(Figure data in JSON)

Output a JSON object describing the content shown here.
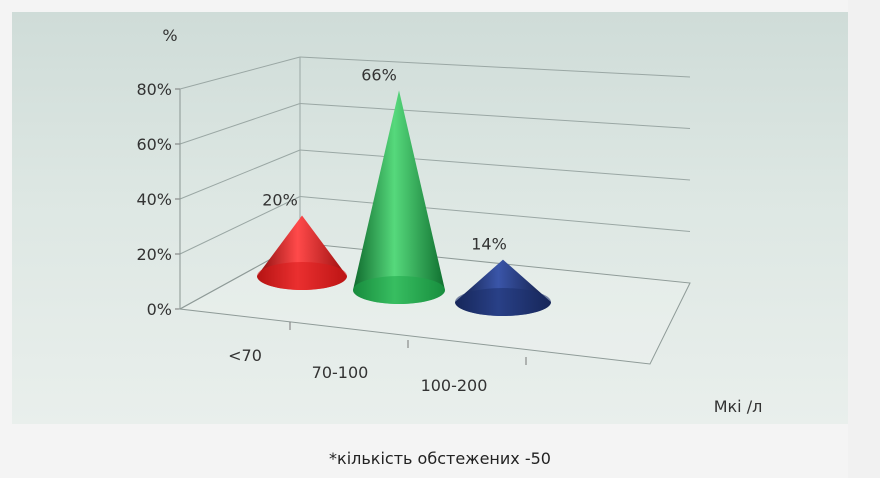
{
  "chart_data": {
    "type": "bar",
    "shape": "cone",
    "categories": [
      "<70",
      "70-100",
      "100-200"
    ],
    "values": [
      20,
      66,
      14
    ],
    "data_labels": [
      "20%",
      "66%",
      "14%"
    ],
    "ylim": [
      0,
      80
    ],
    "y_ticks": [
      "0%",
      "20%",
      "40%",
      "60%",
      "80%"
    ],
    "ylabel": "%",
    "xlabel": "Мкі /л",
    "grid": true,
    "colors": [
      "#d81a1a",
      "#1fa84a",
      "#1c2f6b"
    ]
  },
  "footnote": "*кількість обстежених -50"
}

- _What is needed_:
Reproduce each line exactly as it appears, omitting the pictures.

- _Full output_:
Output a JSON object describing the content shown here.
{
  "chart_data": {
    "type": "bar",
    "shape": "cone",
    "categories": [
      "<70",
      "70-100",
      "100-200"
    ],
    "values": [
      20,
      66,
      14
    ],
    "data_labels": [
      "20%",
      "66%",
      "14%"
    ],
    "ylim": [
      0,
      80
    ],
    "y_ticks": [
      "0%",
      "20%",
      "40%",
      "60%",
      "80%"
    ],
    "ylabel": "%",
    "xlabel": "Мкі /л",
    "grid": true,
    "colors": [
      "#d81a1a",
      "#1fa84a",
      "#1c2f6b"
    ]
  },
  "footnote": "*кількість обстежених -50"
}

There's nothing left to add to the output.